== Problem requirements ==
List each line of the data in which the string "author" appears.

═══ Supplied data

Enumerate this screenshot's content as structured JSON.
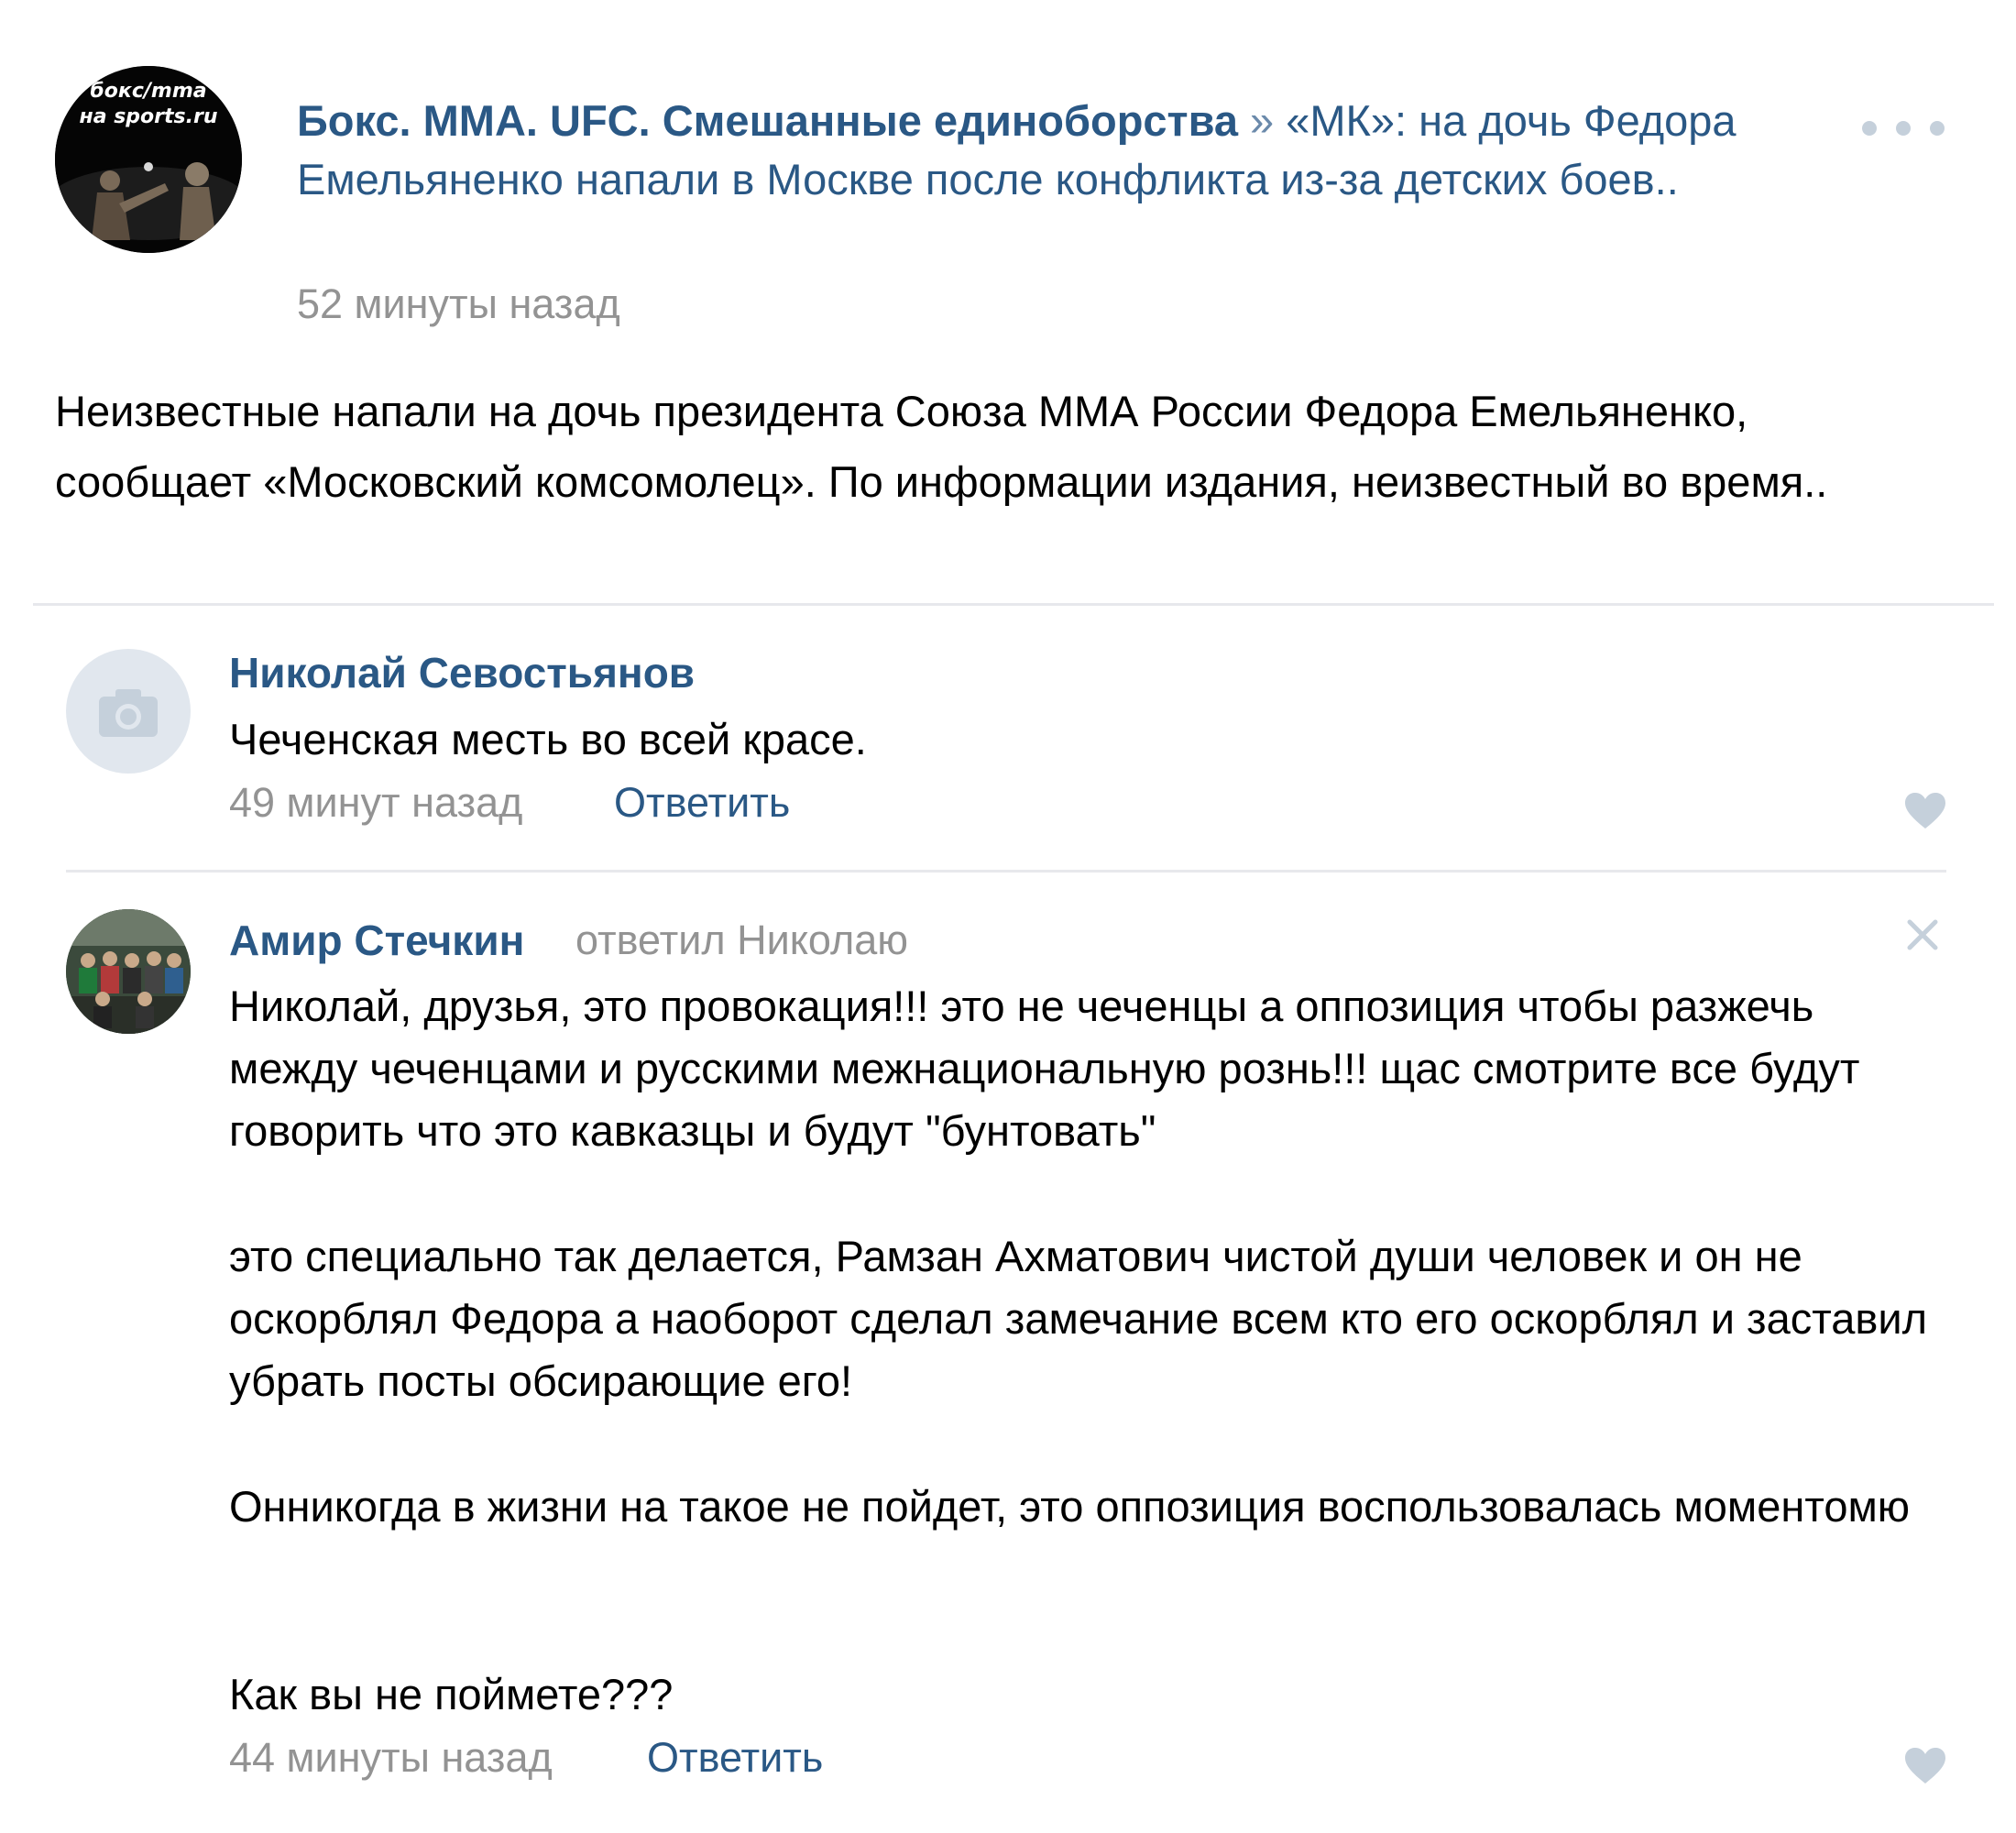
{
  "post": {
    "group_logo_text_line1": "бокс/mma",
    "group_logo_text_line2": "на sports.ru",
    "group_name": "Бокс. MMA. UFC. Смешанные единоборства",
    "separator": " » ",
    "headline": "«МК»: на дочь Федора Емельяненко напали в Москве после конфликта из-за детских боев..",
    "time": "52 минуты назад",
    "menu_icon": "more-horizontal-icon",
    "body": "Неизвестные напали на дочь президента Союза ММА России Федора Емельяненко, сообщает «Московский комсомолец». По информации издания, неизвестный во время.."
  },
  "comments": [
    {
      "author": "Николай Севостьянов",
      "text": "Чеченская месть во всей красе.",
      "time": "49 минут назад",
      "reply_label": "Ответить",
      "avatar_icon": "camera-icon",
      "like_icon": "heart-icon"
    },
    {
      "author": "Амир Стечкин",
      "reply_to": "ответил Николаю",
      "paragraphs": [
        "Николай, друзья, это провокация!!! это не чеченцы а оппозиция чтобы разжечь между чеченцами и русскими межнациональную рознь!!! щас смотрите все будут говорить что это кавказцы и будут \"бунтовать\"",
        "это специально так делается, Рамзан Ахматович чистой души человек и он не оскорблял Федора а наоборот сделал замечание всем кто его оскорблял и заставил убрать посты обсирающие его!",
        "Онникогда в жизни на такое не пойдет, это оппозиция воспользовалась моментомю",
        "Как вы не поймете???"
      ],
      "time": "44 минуты назад",
      "reply_label": "Ответить",
      "like_icon": "heart-icon",
      "close_icon": "close-icon"
    }
  ],
  "colors": {
    "link": "#2a5885",
    "meta": "#939393",
    "divider": "#e7e8ec",
    "icon": "#c5d0db"
  }
}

══════

== Expected output ==
      "author": "Николай Севостьянов",
      "author": "Амир Стечкин",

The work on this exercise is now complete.